▶ _WHAT THE TASK ASKS_
Could you rewrite the lines below with every "precip-bar" changed to "precipitation-bar" and nothing else altered?

▶ _DATA ROWS_
'''
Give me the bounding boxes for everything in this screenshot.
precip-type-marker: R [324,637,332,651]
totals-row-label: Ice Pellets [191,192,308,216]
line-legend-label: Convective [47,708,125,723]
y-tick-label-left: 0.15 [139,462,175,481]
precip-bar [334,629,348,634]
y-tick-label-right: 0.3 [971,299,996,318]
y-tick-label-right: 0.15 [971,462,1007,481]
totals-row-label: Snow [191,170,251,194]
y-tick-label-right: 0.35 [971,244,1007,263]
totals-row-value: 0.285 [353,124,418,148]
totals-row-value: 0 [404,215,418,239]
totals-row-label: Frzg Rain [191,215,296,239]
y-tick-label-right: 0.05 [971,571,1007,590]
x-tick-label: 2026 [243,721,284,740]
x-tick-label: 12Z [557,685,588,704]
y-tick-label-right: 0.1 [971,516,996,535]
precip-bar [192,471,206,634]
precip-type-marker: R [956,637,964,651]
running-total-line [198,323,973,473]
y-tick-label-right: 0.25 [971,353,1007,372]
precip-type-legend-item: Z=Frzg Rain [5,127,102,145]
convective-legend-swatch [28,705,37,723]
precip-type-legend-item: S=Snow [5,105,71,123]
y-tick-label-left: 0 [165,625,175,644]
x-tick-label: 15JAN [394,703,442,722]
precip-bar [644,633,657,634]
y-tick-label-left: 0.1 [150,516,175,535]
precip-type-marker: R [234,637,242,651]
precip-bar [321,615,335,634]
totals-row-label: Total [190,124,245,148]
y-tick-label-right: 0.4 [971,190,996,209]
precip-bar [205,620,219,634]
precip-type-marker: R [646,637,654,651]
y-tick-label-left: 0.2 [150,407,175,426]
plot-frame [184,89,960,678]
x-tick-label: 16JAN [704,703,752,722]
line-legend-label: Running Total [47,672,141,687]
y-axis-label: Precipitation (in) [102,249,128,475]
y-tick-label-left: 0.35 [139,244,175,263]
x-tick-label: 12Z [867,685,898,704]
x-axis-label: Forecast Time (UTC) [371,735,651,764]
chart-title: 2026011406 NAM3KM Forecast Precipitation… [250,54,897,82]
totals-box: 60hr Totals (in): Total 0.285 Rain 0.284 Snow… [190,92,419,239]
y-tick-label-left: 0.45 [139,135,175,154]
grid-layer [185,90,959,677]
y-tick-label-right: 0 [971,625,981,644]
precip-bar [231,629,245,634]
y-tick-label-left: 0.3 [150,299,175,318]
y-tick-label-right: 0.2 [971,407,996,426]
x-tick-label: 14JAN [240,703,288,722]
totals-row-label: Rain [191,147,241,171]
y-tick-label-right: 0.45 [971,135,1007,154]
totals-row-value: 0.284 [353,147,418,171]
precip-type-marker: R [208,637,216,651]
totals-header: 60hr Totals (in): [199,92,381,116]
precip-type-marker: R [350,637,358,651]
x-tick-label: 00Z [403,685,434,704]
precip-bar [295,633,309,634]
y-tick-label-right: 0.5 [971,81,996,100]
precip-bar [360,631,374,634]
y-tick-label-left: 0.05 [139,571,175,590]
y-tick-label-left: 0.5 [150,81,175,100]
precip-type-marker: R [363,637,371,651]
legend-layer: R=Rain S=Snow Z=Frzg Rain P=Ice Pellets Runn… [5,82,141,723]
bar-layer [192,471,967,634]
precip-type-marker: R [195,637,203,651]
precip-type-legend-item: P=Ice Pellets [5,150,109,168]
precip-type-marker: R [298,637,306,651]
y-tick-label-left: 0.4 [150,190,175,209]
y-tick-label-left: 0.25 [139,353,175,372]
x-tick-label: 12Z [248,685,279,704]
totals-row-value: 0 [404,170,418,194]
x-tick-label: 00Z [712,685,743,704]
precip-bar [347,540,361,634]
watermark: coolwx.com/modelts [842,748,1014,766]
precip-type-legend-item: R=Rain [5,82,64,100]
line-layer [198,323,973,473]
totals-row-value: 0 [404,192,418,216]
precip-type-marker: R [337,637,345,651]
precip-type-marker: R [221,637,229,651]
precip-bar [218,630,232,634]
'''
▶ _PROBLEM SOLUTION_
Give me the bounding boxes for everything in this screenshot.
precip-type-marker: R [324,637,332,651]
totals-row-label: Ice Pellets [191,192,308,216]
line-legend-label: Convective [47,708,125,723]
y-tick-label-left: 0.15 [139,462,175,481]
precipitation-bar [334,629,348,634]
y-tick-label-right: 0.3 [971,299,996,318]
y-tick-label-right: 0.15 [971,462,1007,481]
totals-row-label: Snow [191,170,251,194]
y-tick-label-right: 0.35 [971,244,1007,263]
totals-row-value: 0.285 [353,124,418,148]
totals-row-value: 0 [404,215,418,239]
totals-row-label: Frzg Rain [191,215,296,239]
y-tick-label-right: 0.05 [971,571,1007,590]
x-tick-label: 2026 [243,721,284,740]
x-tick-label: 12Z [557,685,588,704]
y-tick-label-right: 0.1 [971,516,996,535]
precipitation-bar [192,471,206,634]
precip-type-marker: R [956,637,964,651]
running-total-line [198,323,973,473]
y-tick-label-right: 0.25 [971,353,1007,372]
precip-type-legend-item: Z=Frzg Rain [5,127,102,145]
convective-legend-swatch [28,705,37,723]
precip-type-legend-item: S=Snow [5,105,71,123]
y-tick-label-left: 0 [165,625,175,644]
x-tick-label: 15JAN [394,703,442,722]
precipitation-bar [644,633,657,634]
y-tick-label-left: 0.1 [150,516,175,535]
precip-type-marker: R [234,637,242,651]
precipitation-bar [321,615,335,634]
totals-row-label: Total [190,124,245,148]
y-tick-label-right: 0.4 [971,190,996,209]
precipitation-bar [205,620,219,634]
precip-type-marker: R [646,637,654,651]
y-tick-label-left: 0.2 [150,407,175,426]
plot-frame [184,89,960,678]
x-tick-label: 16JAN [704,703,752,722]
line-legend-label: Running Total [47,672,141,687]
y-axis-label: Precipitation (in) [102,249,128,475]
y-tick-label-left: 0.35 [139,244,175,263]
x-tick-label: 12Z [867,685,898,704]
x-axis-label: Forecast Time (UTC) [371,735,651,764]
chart-title: 2026011406 NAM3KM Forecast Precipitation… [250,54,897,82]
totals-box: 60hr Totals (in): Total 0.285 Rain 0.284 Snow… [190,92,419,239]
y-tick-label-left: 0.45 [139,135,175,154]
grid-layer [185,90,959,677]
y-tick-label-right: 0 [971,625,981,644]
precipitation-bar [231,629,245,634]
y-tick-label-left: 0.3 [150,299,175,318]
y-tick-label-right: 0.2 [971,407,996,426]
x-tick-label: 14JAN [240,703,288,722]
totals-row-label: Rain [191,147,241,171]
y-tick-label-right: 0.45 [971,135,1007,154]
totals-row-value: 0.284 [353,147,418,171]
precip-type-marker: R [208,637,216,651]
totals-header: 60hr Totals (in): [199,92,381,116]
precip-type-marker: R [350,637,358,651]
x-tick-label: 00Z [403,685,434,704]
precipitation-bar [295,633,309,634]
y-tick-label-right: 0.5 [971,81,996,100]
precipitation-bar [360,631,374,634]
y-tick-label-left: 0.05 [139,571,175,590]
y-tick-label-left: 0.5 [150,81,175,100]
precip-type-marker: R [363,637,371,651]
legend-layer: R=Rain S=Snow Z=Frzg Rain P=Ice Pellets Runn… [5,82,141,723]
bar-layer [192,471,967,634]
precip-type-marker: R [195,637,203,651]
precip-type-legend-item: P=Ice Pellets [5,150,109,168]
precip-type-marker: R [298,637,306,651]
y-tick-label-left: 0.4 [150,190,175,209]
y-tick-label-left: 0.25 [139,353,175,372]
x-tick-label: 12Z [248,685,279,704]
totals-row-value: 0 [404,170,418,194]
x-tick-label: 00Z [712,685,743,704]
precipitation-bar [347,540,361,634]
watermark: coolwx.com/modelts [842,748,1014,766]
precip-type-legend-item: R=Rain [5,82,64,100]
line-layer [198,323,973,473]
totals-row-value: 0 [404,192,418,216]
precip-type-marker: R [337,637,345,651]
precip-type-marker: R [221,637,229,651]
precipitation-bar [218,630,232,634]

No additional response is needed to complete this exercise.